- _EXERCISE BRIEF_:
Repeat each record below exactly, dropping the pictures.

[Part of a data file]
_ _ _ _ _ _ _

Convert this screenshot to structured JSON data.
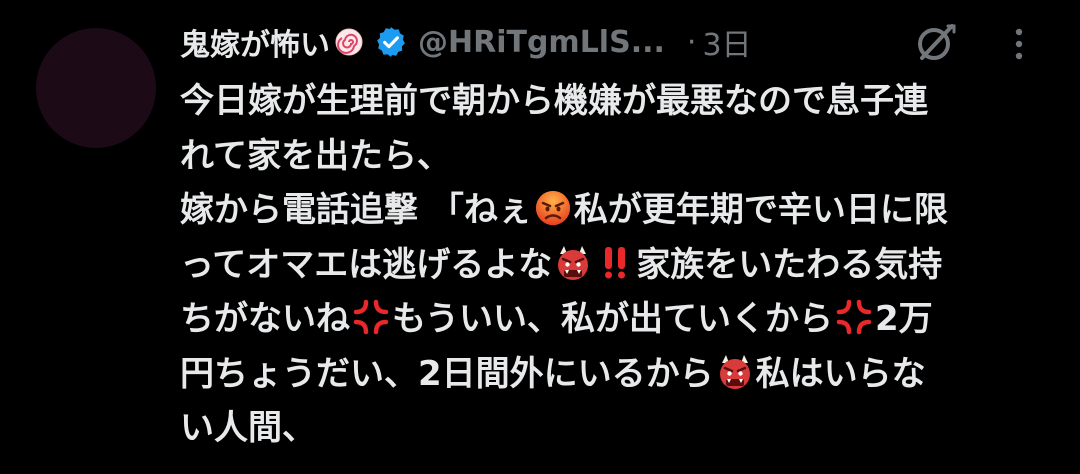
{
  "author": {
    "display_name": "鬼嫁が怖い",
    "name_emoji": "fish-cake-swirl-icon",
    "verified": "verified-badge-icon",
    "handle": "@HRiTgmLlS...",
    "separator": "·",
    "time": "3日"
  },
  "tweet": {
    "lines": [
      [
        "今日嫁が生理前で朝から機嫌が最悪なので息子連"
      ],
      [
        "れて家を出たら、"
      ],
      [
        "嫁から電話追撃 「ねぇ",
        "私が更年期で辛い日に限"
      ],
      [
        "ってオマエは逃げるよな",
        "家族をいたわる気持"
      ],
      [
        "ちがないね",
        "もういい、私が出ていくから",
        "2万"
      ],
      [
        "円ちょうだい、2日間外にいるから",
        "私はいらな"
      ],
      [
        "い人間、"
      ]
    ]
  },
  "icons": {
    "grok": "grok-icon",
    "more": "more-icon",
    "angry_face": "angry-face-icon",
    "ogre": "ogre-icon",
    "double_exclamation": "double-exclamation-icon",
    "anger_symbol": "anger-symbol-icon"
  },
  "colors": {
    "background": "#000000",
    "text": "#e7e9ea",
    "secondary": "#71767b",
    "verified": "#1d9bf0",
    "avatar": "#1c0a16"
  }
}
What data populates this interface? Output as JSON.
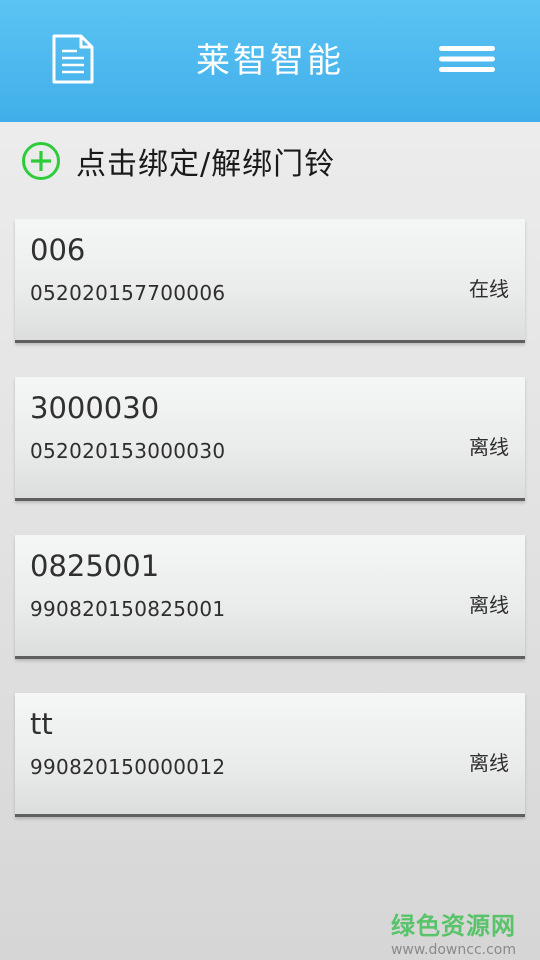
{
  "header": {
    "title": "莱智智能",
    "left_icon": "document-icon",
    "right_icon": "menu-icon",
    "bg_color": "#4ab8ee"
  },
  "bind_action": {
    "icon": "plus-circle-icon",
    "label": "点击绑定/解绑门铃",
    "icon_color": "#2ecc3a"
  },
  "devices": [
    {
      "name": "006",
      "id": "052020157700006",
      "status": "在线"
    },
    {
      "name": "3000030",
      "id": "052020153000030",
      "status": "离线"
    },
    {
      "name": "0825001",
      "id": "990820150825001",
      "status": "离线"
    },
    {
      "name": "tt",
      "id": "990820150000012",
      "status": "离线"
    }
  ],
  "watermark": {
    "main": "绿色资源网",
    "sub": "www.downcc.com"
  }
}
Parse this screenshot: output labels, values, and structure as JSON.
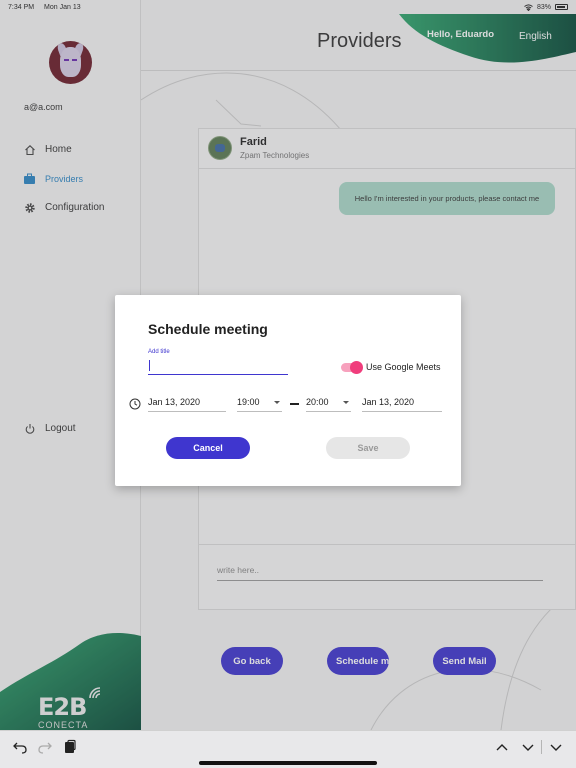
{
  "status_bar": {
    "time": "7:34 PM",
    "date": "Mon Jan 13",
    "battery": "83%"
  },
  "sidebar": {
    "email": "a@a.com",
    "items": [
      {
        "label": "Home",
        "icon": "home-icon"
      },
      {
        "label": "Providers",
        "icon": "briefcase-icon",
        "active": true
      },
      {
        "label": "Configuration",
        "icon": "gear-icon"
      }
    ],
    "logout": "Logout",
    "logo": "E2B",
    "logo_sub": "CONECTA"
  },
  "header": {
    "title": "Providers",
    "greeting": "Hello, Eduardo",
    "language": "English"
  },
  "chat": {
    "contact_name": "Farid",
    "contact_company": "Zpam Technologies",
    "message": "Hello I'm interested in your products, please contact me",
    "input_placeholder": "write here.."
  },
  "actions": {
    "go_back": "Go back",
    "schedule": "Schedule meeting",
    "send_mail": "Send Mail"
  },
  "dialog": {
    "title": "Schedule meeting",
    "title_field_label": "Add title",
    "title_value": "",
    "google_meets_label": "Use Google Meets",
    "google_meets_enabled": true,
    "start_date": "Jan 13, 2020",
    "start_time": "19:00",
    "end_time": "20:00",
    "end_date": "Jan 13, 2020",
    "cancel_label": "Cancel",
    "save_label": "Save"
  },
  "colors": {
    "primary": "#3f36cf",
    "accent_green": "#1e8a5c",
    "toggle": "#f03d7c",
    "bubble": "#a9d8c8"
  }
}
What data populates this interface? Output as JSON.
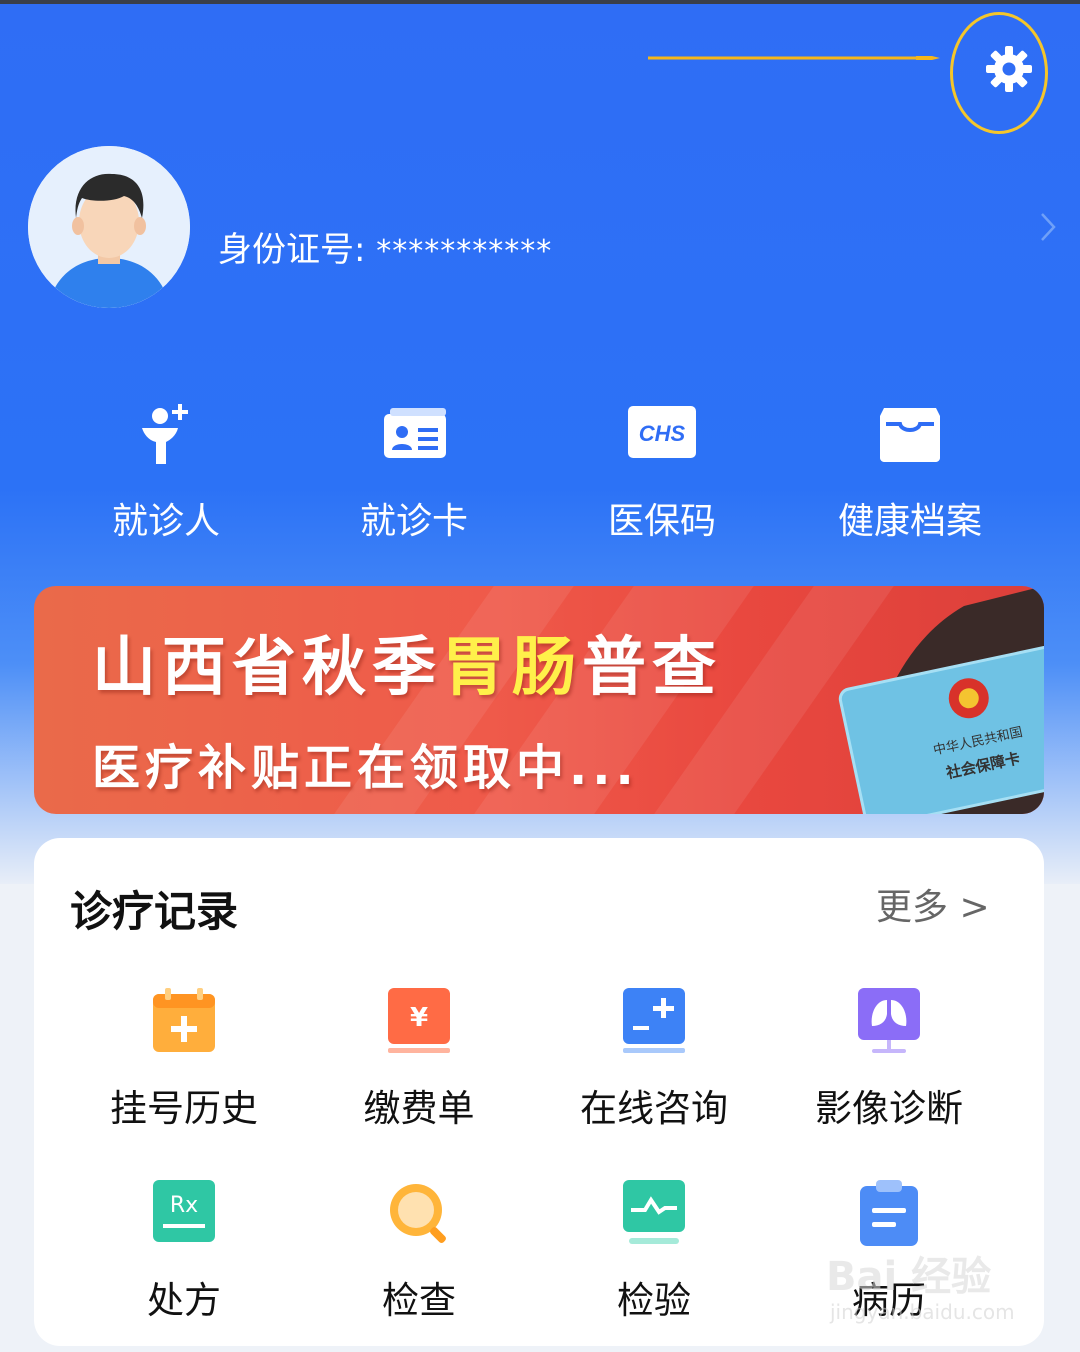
{
  "profile": {
    "id_label": "身份证号:",
    "id_value": "***********"
  },
  "quick_actions": [
    {
      "label": "就诊人",
      "icon": "patient-add-icon"
    },
    {
      "label": "就诊卡",
      "icon": "id-card-icon"
    },
    {
      "label": "医保码",
      "icon": "chs-icon",
      "icon_text": "CHS"
    },
    {
      "label": "健康档案",
      "icon": "archive-tray-icon"
    }
  ],
  "banner": {
    "line1_a": "山西省秋季",
    "line1_highlight": "胃肠",
    "line1_b": "普查",
    "line2": "医疗补贴正在领取中...",
    "card_line1": "中华人民共和国",
    "card_line2": "社会保障卡"
  },
  "records": {
    "title": "诊疗记录",
    "more_label": "更多 >",
    "items": [
      {
        "label": "挂号历史",
        "icon": "calendar-add-icon"
      },
      {
        "label": "缴费单",
        "icon": "payment-yuan-icon",
        "icon_text": "¥"
      },
      {
        "label": "在线咨询",
        "icon": "online-consult-icon"
      },
      {
        "label": "影像诊断",
        "icon": "imaging-lungs-icon"
      },
      {
        "label": "处方",
        "icon": "prescription-rx-icon",
        "icon_text": "Rx"
      },
      {
        "label": "检查",
        "icon": "search-check-icon"
      },
      {
        "label": "检验",
        "icon": "lab-test-wave-icon"
      },
      {
        "label": "病历",
        "icon": "clipboard-record-icon"
      }
    ]
  },
  "watermark": {
    "brand": "Bai 经验",
    "url": "jingyan.baidu.com"
  },
  "colors": {
    "hero_blue": "#2f6df5",
    "banner_red": "#e9483f",
    "highlight_yellow": "#fff04a",
    "annotation_orange": "#f5c62a"
  }
}
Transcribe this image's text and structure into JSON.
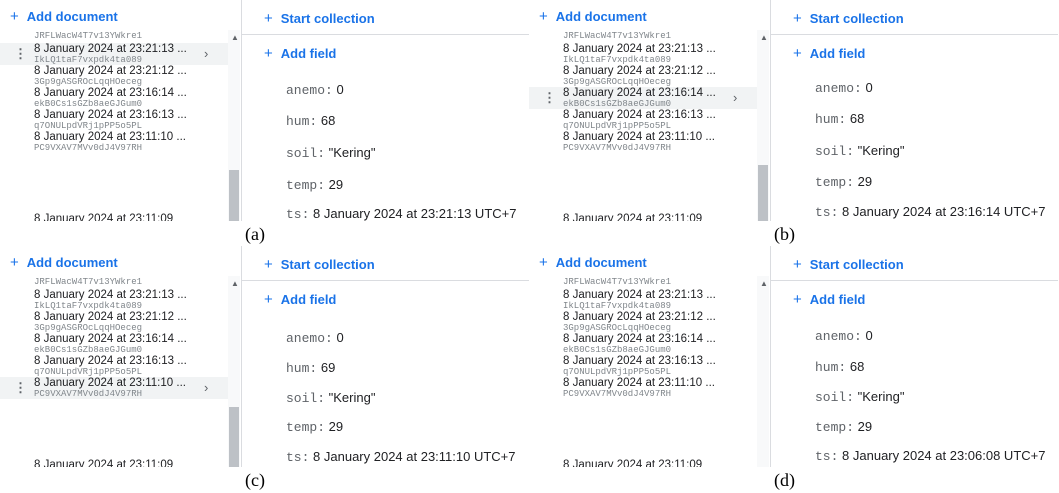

_ _ _ _ _ _ _

- _FINISHED EXERCISE_:
Convert this screenshot to structured JSON data.
{
  "author": {
    "display_name": "鬼嫁が怖い",
    "name_emoji": "fish-cake-swirl-icon",
    "verified": "verified-badge-icon",
    "handle": "@HRiTgmLlS...",
    "separator": "·",
    "time": "3日"
  },
  "tweet": {
    "lines": [
      [
        "今日嫁が生理前で朝から機嫌が最悪なので息子連"
      ],
      [
        "れて家を出たら、"
      ],
      [
        "嫁から電話追撃 「ねぇ",
        "私が更年期で辛い日に限"
      ],
      [
        "ってオマエは逃げるよな",
        "家族をいたわる気持"
      ],
      [
        "ちがないね",
        "もういい、私が出ていくから",
        "2万"
      ],
      [
        "円ちょうだい、2日間外にいるから",
        "私はいらな"
      ],
      [
        "い人間、"
      ]
    ]
  },
  "icons": {
    "grok": "grok-icon",
    "more": "more-icon",
    "angry_face": "angry-face-icon",
    "ogre": "ogre-icon",
    "double_exclamation": "double-exclamation-icon",
    "anger_symbol": "anger-symbol-icon"
  },
  "colors": {
    "background": "#000000",
    "text": "#e7e9ea",
    "secondary": "#71767b",
    "verified": "#1d9bf0",
    "avatar": "#1c0a16"
  }
}
What data populates this interface? Output as JSON.
{
  "header": {
    "title": "莱智智能",
    "left_icon": "document-icon",
    "right_icon": "menu-icon",
    "bg_color": "#4ab8ee"
  },
  "bind_action": {
    "icon": "plus-circle-icon",
    "label": "点击绑定/解绑门铃",
    "icon_color": "#2ecc3a"
  },
  "devices": [
    {
      "name": "006",
      "id": "052020157700006",
      "status": "在线"
    },
    {
      "name": "3000030",
      "id": "052020153000030",
      "status": "离线"
    },
    {
      "name": "0825001",
      "id": "990820150825001",
      "status": "离线"
    },
    {
      "name": "tt",
      "id": "990820150000012",
      "status": "离线"
    }
  ],
  "watermark": {
    "main": "绿色资源网",
    "sub": "www.downcc.com"
  }
}
Parse this screenshot: output labels, values, and structure as JSON.
{
  "status_bar": {
    "time": "7:34 PM",
    "date": "Mon Jan 13",
    "battery": "83%"
  },
  "sidebar": {
    "email": "a@a.com",
    "items": [
      {
        "label": "Home",
        "icon": "home-icon"
      },
      {
        "label": "Providers",
        "icon": "briefcase-icon",
        "active": true
      },
      {
        "label": "Configuration",
        "icon": "gear-icon"
      }
    ],
    "logout": "Logout",
    "logo": "E2B",
    "logo_sub": "CONECTA"
  },
  "header": {
    "title": "Providers",
    "greeting": "Hello, Eduardo",
    "language": "English"
  },
  "chat": {
    "contact_name": "Farid",
    "contact_company": "Zpam Technologies",
    "message": "Hello I'm interested in your products, please contact me",
    "input_placeholder": "write here.."
  },
  "actions": {
    "go_back": "Go back",
    "schedule": "Schedule meeting",
    "send_mail": "Send Mail"
  },
  "dialog": {
    "title": "Schedule meeting",
    "title_field_label": "Add title",
    "title_value": "",
    "google_meets_label": "Use Google Meets",
    "google_meets_enabled": true,
    "start_date": "Jan 13, 2020",
    "start_time": "19:00",
    "end_time": "20:00",
    "end_date": "Jan 13, 2020",
    "cancel_label": "Cancel",
    "save_label": "Save"
  },
  "colors": {
    "primary": "#3f36cf",
    "accent_green": "#1e8a5c",
    "toggle": "#f03d7c",
    "bubble": "#a9d8c8"
  }
}
What data populates this interface? Output as JSON.
{
  "profile": {
    "id_label": "身份证号:",
    "id_value": "***********"
  },
  "quick_actions": [
    {
      "label": "就诊人",
      "icon": "patient-add-icon"
    },
    {
      "label": "就诊卡",
      "icon": "id-card-icon"
    },
    {
      "label": "医保码",
      "icon": "chs-icon",
      "icon_text": "CHS"
    },
    {
      "label": "健康档案",
      "icon": "archive-tray-icon"
    }
  ],
  "banner": {
    "line1_a": "山西省秋季",
    "line1_highlight": "胃肠",
    "line1_b": "普查",
    "line2": "医疗补贴正在领取中...",
    "card_line1": "中华人民共和国",
    "card_line2": "社会保障卡"
  },
  "records": {
    "title": "诊疗记录",
    "more_label": "更多 >",
    "items": [
      {
        "label": "挂号历史",
        "icon": "calendar-add-icon"
      },
      {
        "label": "缴费单",
        "icon": "payment-yuan-icon",
        "icon_text": "¥"
      },
      {
        "label": "在线咨询",
        "icon": "online-consult-icon"
      },
      {
        "label": "影像诊断",
        "icon": "imaging-lungs-icon"
      },
      {
        "label": "处方",
        "icon": "prescription-rx-icon",
        "icon_text": "Rx"
      },
      {
        "label": "检查",
        "icon": "search-check-icon"
      },
      {
        "label": "检验",
        "icon": "lab-test-wave-icon"
      },
      {
        "label": "病历",
        "icon": "clipboard-record-icon"
      }
    ]
  },
  "watermark": {
    "brand": "Bai 经验",
    "url": "jingyan.baidu.com"
  },
  "colors": {
    "hero_blue": "#2f6df5",
    "banner_red": "#e9483f",
    "highlight_yellow": "#fff04a",
    "annotation_orange": "#f5c62a"
  }
}
Transcribe this image's text and structure into JSON.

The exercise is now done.